------ Data for this exercise

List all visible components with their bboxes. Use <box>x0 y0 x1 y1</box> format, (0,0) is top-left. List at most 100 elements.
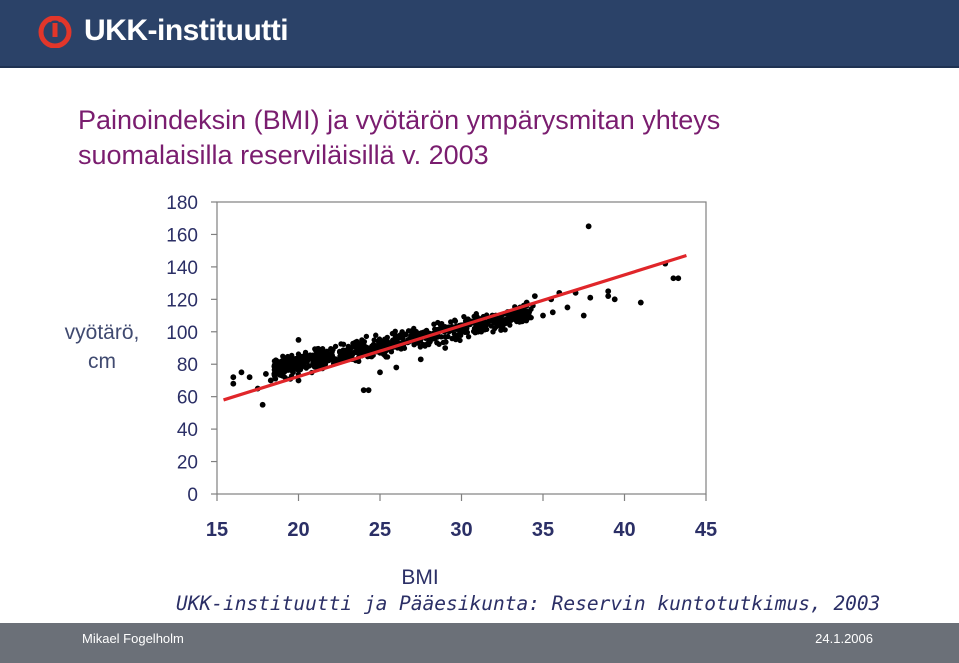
data-point <box>272 364 279 371</box>
data-point <box>286 355 292 361</box>
plot-frame <box>216 201 707 495</box>
x-tick-label: 40 <box>613 519 635 541</box>
data-point <box>482 323 488 330</box>
y-tick-label: 20 <box>177 453 198 474</box>
data-point <box>349 349 355 356</box>
data-point <box>295 377 302 384</box>
x-tick-label: 20 <box>287 519 309 541</box>
data-point <box>549 309 556 316</box>
data-point <box>263 371 269 377</box>
data-point <box>499 324 506 330</box>
data-point <box>504 319 510 325</box>
data-point <box>299 364 305 370</box>
data-point <box>323 357 329 363</box>
y-axis-label-line-2: cm <box>88 350 116 373</box>
data-point <box>390 337 396 344</box>
data-point <box>605 288 612 295</box>
data-point <box>281 361 288 367</box>
data-point <box>488 323 494 329</box>
data-point <box>322 353 328 359</box>
x-tick-label: 30 <box>450 519 472 541</box>
data-point <box>393 364 400 371</box>
y-tick-label: 60 <box>177 388 198 409</box>
data-point <box>587 294 594 301</box>
data-point <box>330 346 336 353</box>
data-point <box>357 349 363 355</box>
data-point <box>267 377 274 384</box>
x-axis-label: BMI <box>401 566 438 589</box>
data-point <box>376 339 382 346</box>
x-tick-label: 15 <box>206 519 228 541</box>
data-point <box>297 357 303 363</box>
data-point <box>473 311 479 317</box>
data-point <box>476 323 483 329</box>
data-point <box>540 312 546 319</box>
data-point <box>438 334 445 340</box>
data-point <box>413 329 419 335</box>
data-point <box>515 314 522 321</box>
footer-bar: Mikael Fogelholm 24.1.2006 <box>0 623 959 663</box>
data-point <box>272 376 279 382</box>
data-point <box>337 353 343 359</box>
y-axis-label: vyötärö, cm <box>52 318 152 376</box>
data-point <box>369 345 375 352</box>
data-point <box>670 275 677 282</box>
data-point <box>611 296 618 303</box>
data-point <box>521 314 527 321</box>
title-line-1: Painoindeksin (BMI) ja vyötärön ympärysm… <box>78 105 721 135</box>
footer-author: Mikael Fogelholm <box>82 631 184 646</box>
data-point <box>403 332 409 338</box>
data-point <box>273 370 280 377</box>
data-point <box>439 323 445 329</box>
data-point <box>360 387 367 394</box>
data-point <box>564 304 571 311</box>
data-point <box>580 312 587 319</box>
data-point <box>288 367 294 374</box>
y-tick-label: 160 <box>166 225 198 246</box>
data-point <box>430 336 436 342</box>
data-point <box>637 299 644 306</box>
data-point <box>344 347 351 353</box>
data-point <box>338 341 344 347</box>
logo-text: UKK-instituutti <box>84 14 289 47</box>
x-tick-label: 35 <box>532 519 554 541</box>
data-point <box>295 336 302 343</box>
y-tick-label: 140 <box>166 258 198 279</box>
x-tick-label: 25 <box>369 519 391 541</box>
data-point <box>417 356 424 363</box>
footer-date: 24.1.2006 <box>815 631 873 646</box>
data-point <box>456 330 463 336</box>
y-tick-label: 80 <box>177 355 198 376</box>
data-point <box>452 332 459 339</box>
page-title: Painoindeksin (BMI) ja vyötärön ympärysm… <box>78 103 938 173</box>
data-point <box>238 369 245 376</box>
data-point <box>449 335 455 342</box>
data-point <box>465 333 472 340</box>
title-line-2: suomalaisilla reserviläisillä v. 2003 <box>78 140 489 170</box>
data-point <box>474 328 481 335</box>
data-point <box>382 352 388 359</box>
data-point <box>315 361 321 368</box>
data-point <box>293 363 299 369</box>
data-point <box>485 319 491 325</box>
data-point <box>363 333 370 340</box>
data-point <box>464 329 471 336</box>
trend-line <box>223 254 687 402</box>
data-point <box>585 223 592 230</box>
data-point <box>675 275 682 282</box>
y-tick-label: 40 <box>177 420 198 441</box>
data-point <box>303 353 310 360</box>
data-point <box>415 340 421 346</box>
data-point <box>337 349 343 355</box>
data-point <box>230 374 237 381</box>
data-point <box>434 339 440 346</box>
y-axis-label-line-1: vyötärö, <box>64 321 140 344</box>
data-point <box>230 380 237 387</box>
data-point <box>316 349 322 355</box>
data-point <box>373 332 379 338</box>
data-point <box>457 337 463 344</box>
data-point <box>408 328 415 335</box>
data-point <box>376 344 382 351</box>
data-point <box>418 331 424 337</box>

------------

### Exercise details
Print every line of the listing above word for word, omitting any pictures.

### Full answer
List all visible components with their bboxes. Use <box>x0 y0 x1 y1</box> format, (0,0) is top-left. List at most 100 elements.
data-point <box>272 364 279 371</box>
data-point <box>286 355 292 361</box>
plot-frame <box>216 201 707 495</box>
x-tick-label: 40 <box>613 519 635 541</box>
data-point <box>482 323 488 330</box>
y-tick-label: 20 <box>177 453 198 474</box>
data-point <box>349 349 355 356</box>
data-point <box>295 377 302 384</box>
x-tick-label: 20 <box>287 519 309 541</box>
data-point <box>549 309 556 316</box>
data-point <box>263 371 269 377</box>
data-point <box>499 324 506 330</box>
data-point <box>504 319 510 325</box>
data-point <box>299 364 305 370</box>
data-point <box>323 357 329 363</box>
y-axis-label-line-2: cm <box>88 350 116 373</box>
data-point <box>390 337 396 344</box>
data-point <box>605 288 612 295</box>
data-point <box>281 361 288 367</box>
data-point <box>488 323 494 329</box>
data-point <box>322 353 328 359</box>
x-tick-label: 30 <box>450 519 472 541</box>
data-point <box>393 364 400 371</box>
y-tick-label: 60 <box>177 388 198 409</box>
data-point <box>587 294 594 301</box>
data-point <box>330 346 336 353</box>
data-point <box>357 349 363 355</box>
data-point <box>267 377 274 384</box>
x-axis-label: BMI <box>401 566 438 589</box>
data-point <box>376 339 382 346</box>
x-tick-label: 15 <box>206 519 228 541</box>
data-point <box>297 357 303 363</box>
data-point <box>473 311 479 317</box>
data-point <box>476 323 483 329</box>
data-point <box>540 312 546 319</box>
data-point <box>438 334 445 340</box>
data-point <box>413 329 419 335</box>
data-point <box>515 314 522 321</box>
footer-bar: Mikael Fogelholm 24.1.2006 <box>0 623 959 663</box>
data-point <box>272 376 279 382</box>
data-point <box>337 353 343 359</box>
y-axis-label: vyötärö, cm <box>52 318 152 376</box>
data-point <box>369 345 375 352</box>
data-point <box>670 275 677 282</box>
data-point <box>611 296 618 303</box>
data-point <box>521 314 527 321</box>
title-line-1: Painoindeksin (BMI) ja vyötärön ympärysm… <box>78 105 721 135</box>
footer-author: Mikael Fogelholm <box>82 631 184 646</box>
data-point <box>403 332 409 338</box>
data-point <box>273 370 280 377</box>
data-point <box>439 323 445 329</box>
data-point <box>360 387 367 394</box>
data-point <box>564 304 571 311</box>
data-point <box>580 312 587 319</box>
data-point <box>288 367 294 374</box>
y-tick-label: 160 <box>166 225 198 246</box>
data-point <box>430 336 436 342</box>
data-point <box>637 299 644 306</box>
data-point <box>344 347 351 353</box>
data-point <box>338 341 344 347</box>
logo-text: UKK-instituutti <box>84 14 289 47</box>
x-tick-label: 35 <box>532 519 554 541</box>
data-point <box>295 336 302 343</box>
y-tick-label: 140 <box>166 258 198 279</box>
x-tick-label: 25 <box>369 519 391 541</box>
data-point <box>417 356 424 363</box>
footer-date: 24.1.2006 <box>815 631 873 646</box>
data-point <box>456 330 463 336</box>
y-tick-label: 80 <box>177 355 198 376</box>
data-point <box>452 332 459 339</box>
page-title: Painoindeksin (BMI) ja vyötärön ympärysm… <box>78 103 938 173</box>
data-point <box>238 369 245 376</box>
data-point <box>449 335 455 342</box>
data-point <box>465 333 472 340</box>
title-line-2: suomalaisilla reserviläisillä v. 2003 <box>78 140 489 170</box>
data-point <box>474 328 481 335</box>
data-point <box>382 352 388 359</box>
data-point <box>315 361 321 368</box>
data-point <box>293 363 299 369</box>
data-point <box>485 319 491 325</box>
data-point <box>363 333 370 340</box>
data-point <box>464 329 471 336</box>
trend-line <box>223 254 687 402</box>
data-point <box>585 223 592 230</box>
data-point <box>675 275 682 282</box>
y-tick-label: 40 <box>177 420 198 441</box>
data-point <box>303 353 310 360</box>
data-point <box>415 340 421 346</box>
data-point <box>337 349 343 355</box>
data-point <box>230 374 237 381</box>
data-point <box>434 339 440 346</box>
y-axis-label-line-1: vyötärö, <box>64 321 140 344</box>
data-point <box>230 380 237 387</box>
data-point <box>316 349 322 355</box>
data-point <box>373 332 379 338</box>
data-point <box>457 337 463 344</box>
data-point <box>408 328 415 335</box>
data-point <box>376 344 382 351</box>
data-point <box>418 331 424 337</box>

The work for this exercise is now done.